Take every line from the material that has the word "的条件下" in it.

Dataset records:
>>

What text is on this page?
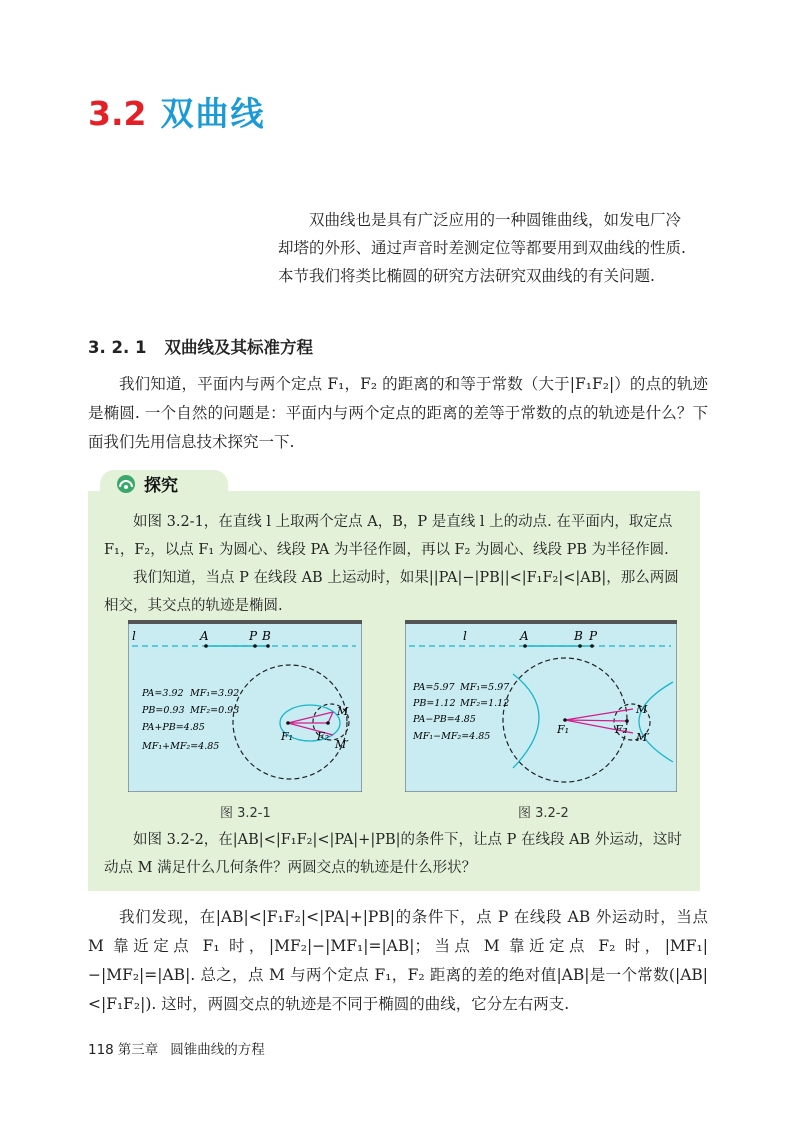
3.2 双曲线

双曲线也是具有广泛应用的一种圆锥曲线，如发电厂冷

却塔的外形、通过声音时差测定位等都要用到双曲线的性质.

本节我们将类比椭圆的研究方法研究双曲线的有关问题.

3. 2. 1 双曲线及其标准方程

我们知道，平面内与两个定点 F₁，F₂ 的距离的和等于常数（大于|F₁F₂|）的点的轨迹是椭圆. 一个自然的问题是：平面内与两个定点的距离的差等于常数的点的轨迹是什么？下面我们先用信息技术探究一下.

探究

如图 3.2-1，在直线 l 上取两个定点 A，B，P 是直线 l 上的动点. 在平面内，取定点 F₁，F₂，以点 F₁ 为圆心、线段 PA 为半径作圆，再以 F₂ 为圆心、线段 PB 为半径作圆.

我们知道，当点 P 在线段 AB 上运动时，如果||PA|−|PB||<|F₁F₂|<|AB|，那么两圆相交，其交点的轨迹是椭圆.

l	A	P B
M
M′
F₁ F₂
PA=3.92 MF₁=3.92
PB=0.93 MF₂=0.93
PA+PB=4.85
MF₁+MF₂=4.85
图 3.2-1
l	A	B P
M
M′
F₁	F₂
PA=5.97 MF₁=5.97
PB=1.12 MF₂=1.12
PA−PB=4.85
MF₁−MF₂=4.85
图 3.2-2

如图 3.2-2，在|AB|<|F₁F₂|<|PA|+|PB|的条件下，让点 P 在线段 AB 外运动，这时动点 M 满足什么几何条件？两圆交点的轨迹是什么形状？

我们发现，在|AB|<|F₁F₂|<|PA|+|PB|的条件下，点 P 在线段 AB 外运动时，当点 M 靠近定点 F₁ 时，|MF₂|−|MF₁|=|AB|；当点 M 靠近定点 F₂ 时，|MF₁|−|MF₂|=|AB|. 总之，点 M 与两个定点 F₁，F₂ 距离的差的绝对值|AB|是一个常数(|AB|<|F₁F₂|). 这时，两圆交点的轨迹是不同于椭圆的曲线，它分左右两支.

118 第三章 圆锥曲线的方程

<<

### COMPLETE RESPONSE
如图 3.2-2，在|AB|<|F₁F₂|<|PA|+|PB|的条件下，让点 P 在线段 AB 外运动，这时动点 M 满足什么几何条件？两圆交点的轨迹是什么形状？
我们发现，在|AB|<|F₁F₂|<|PA|+|PB|的条件下，点 P 在线段 AB 外运动时，当点 M 靠近定点 F₁ 时，|MF₂|−|MF₁|=|AB|；当点 M 靠近定点 F₂ 时，|MF₁|−|MF₂|=|AB|. 总之，点 M 与两个定点 F₁，F₂ 距离的差的绝对值|AB|是一个常数(|AB|<|F₁F₂|). 这时，两圆交点的轨迹是不同于椭圆的曲线，它分左右两支.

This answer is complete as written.